Go through the entries below and write each one out exactly.

* * * * *

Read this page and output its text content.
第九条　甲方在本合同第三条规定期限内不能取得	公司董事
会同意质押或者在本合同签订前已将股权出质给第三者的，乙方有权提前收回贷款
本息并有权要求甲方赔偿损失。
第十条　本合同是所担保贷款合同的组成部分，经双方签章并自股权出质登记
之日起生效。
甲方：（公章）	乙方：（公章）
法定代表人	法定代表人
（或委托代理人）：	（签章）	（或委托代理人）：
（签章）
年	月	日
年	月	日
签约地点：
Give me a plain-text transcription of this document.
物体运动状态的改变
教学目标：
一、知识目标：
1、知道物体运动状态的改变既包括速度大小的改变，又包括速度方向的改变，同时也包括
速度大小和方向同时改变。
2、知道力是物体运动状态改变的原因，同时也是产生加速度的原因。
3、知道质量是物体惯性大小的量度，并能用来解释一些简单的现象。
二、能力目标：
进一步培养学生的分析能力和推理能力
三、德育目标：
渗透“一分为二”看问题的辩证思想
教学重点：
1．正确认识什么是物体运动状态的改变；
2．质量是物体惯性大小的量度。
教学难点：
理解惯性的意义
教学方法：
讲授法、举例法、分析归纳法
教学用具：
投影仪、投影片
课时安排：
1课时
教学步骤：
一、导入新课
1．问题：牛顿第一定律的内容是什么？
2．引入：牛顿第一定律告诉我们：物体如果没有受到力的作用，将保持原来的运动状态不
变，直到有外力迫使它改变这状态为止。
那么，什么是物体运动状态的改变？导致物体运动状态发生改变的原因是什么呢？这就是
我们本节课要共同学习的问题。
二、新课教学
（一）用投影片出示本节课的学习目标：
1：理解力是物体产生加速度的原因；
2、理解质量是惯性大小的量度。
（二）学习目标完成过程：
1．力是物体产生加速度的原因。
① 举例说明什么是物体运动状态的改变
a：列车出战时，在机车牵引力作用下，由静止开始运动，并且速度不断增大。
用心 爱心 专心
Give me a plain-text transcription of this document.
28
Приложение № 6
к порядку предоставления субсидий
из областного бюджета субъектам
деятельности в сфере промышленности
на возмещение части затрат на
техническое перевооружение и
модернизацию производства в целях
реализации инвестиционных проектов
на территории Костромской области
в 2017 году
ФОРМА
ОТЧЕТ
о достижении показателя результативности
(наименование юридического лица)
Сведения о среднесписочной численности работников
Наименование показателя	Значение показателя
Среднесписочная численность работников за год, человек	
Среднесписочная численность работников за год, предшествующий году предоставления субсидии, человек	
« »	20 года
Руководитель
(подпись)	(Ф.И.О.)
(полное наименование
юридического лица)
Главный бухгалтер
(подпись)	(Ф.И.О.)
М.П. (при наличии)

* * * * *

Task solution –
Read this page and output its text content.
第九条　甲方在本合同第三条规定期限内不能取得	公司董事
会同意质押或者在本合同签订前已将股权出质给第三者的，乙方有权提前收回贷款
本息并有权要求甲方赔偿损失。
第十条　本合同是所担保贷款合同的组成部分，经双方签章并自股权出质登记
之日起生效。
甲方：（公章）	乙方：（公章）
法定代表人	法定代表人
（或委托代理人）：	（签章）	（或委托代理人）：
（签章）
年	月	日
年	月	日
签约地点：
Give me a plain-text transcription of this document.
物体运动状态的改变
教学目标：
一、知识目标：
1、知道物体运动状态的改变既包括速度大小的改变，又包括速度方向的改变，同时也包括
速度大小和方向同时改变。
2、知道力是物体运动状态改变的原因，同时也是产生加速度的原因。
3、知道质量是物体惯性大小的量度，并能用来解释一些简单的现象。
二、能力目标：
进一步培养学生的分析能力和推理能力
三、德育目标：
渗透“一分为二”看问题的辩证思想
教学重点：
1．正确认识什么是物体运动状态的改变；
2．质量是物体惯性大小的量度。
教学难点：
理解惯性的意义
教学方法：
讲授法、举例法、分析归纳法
教学用具：
投影仪、投影片
课时安排：
1课时
教学步骤：
一、导入新课
1．问题：牛顿第一定律的内容是什么？
2．引入：牛顿第一定律告诉我们：物体如果没有受到力的作用，将保持原来的运动状态不
变，直到有外力迫使它改变这状态为止。
那么，什么是物体运动状态的改变？导致物体运动状态发生改变的原因是什么呢？这就是
我们本节课要共同学习的问题。
二、新课教学
（一）用投影片出示本节课的学习目标：
1：理解力是物体产生加速度的原因；
2、理解质量是惯性大小的量度。
（二）学习目标完成过程：
1．力是物体产生加速度的原因。
① 举例说明什么是物体运动状态的改变
a：列车出战时，在机车牵引力作用下，由静止开始运动，并且速度不断增大。
用心 爱心 专心
Give me a plain-text transcription of this document.
28
Приложение № 6
к порядку предоставления субсидий
из областного бюджета субъектам
деятельности в сфере промышленности
на возмещение части затрат на
техническое перевооружение и
модернизацию производства в целях
реализации инвестиционных проектов
на территории Костромской области
в 2017 году
ФОРМА
ОТЧЕТ
о достижении показателя результативности
(наименование юридического лица)
Сведения о среднесписочной численности работников
Наименование показателя	Значение показателя
Среднесписочная численность работников за год, человек	
Среднесписочная численность работников за год, предшествующий году предоставления субсидии, человек	
« »	20 года
Руководитель
(подпись)	(Ф.И.О.)
(полное наименование
юридического лица)
Главный бухгалтер
(подпись)	(Ф.И.О.)
М.П. (при наличии)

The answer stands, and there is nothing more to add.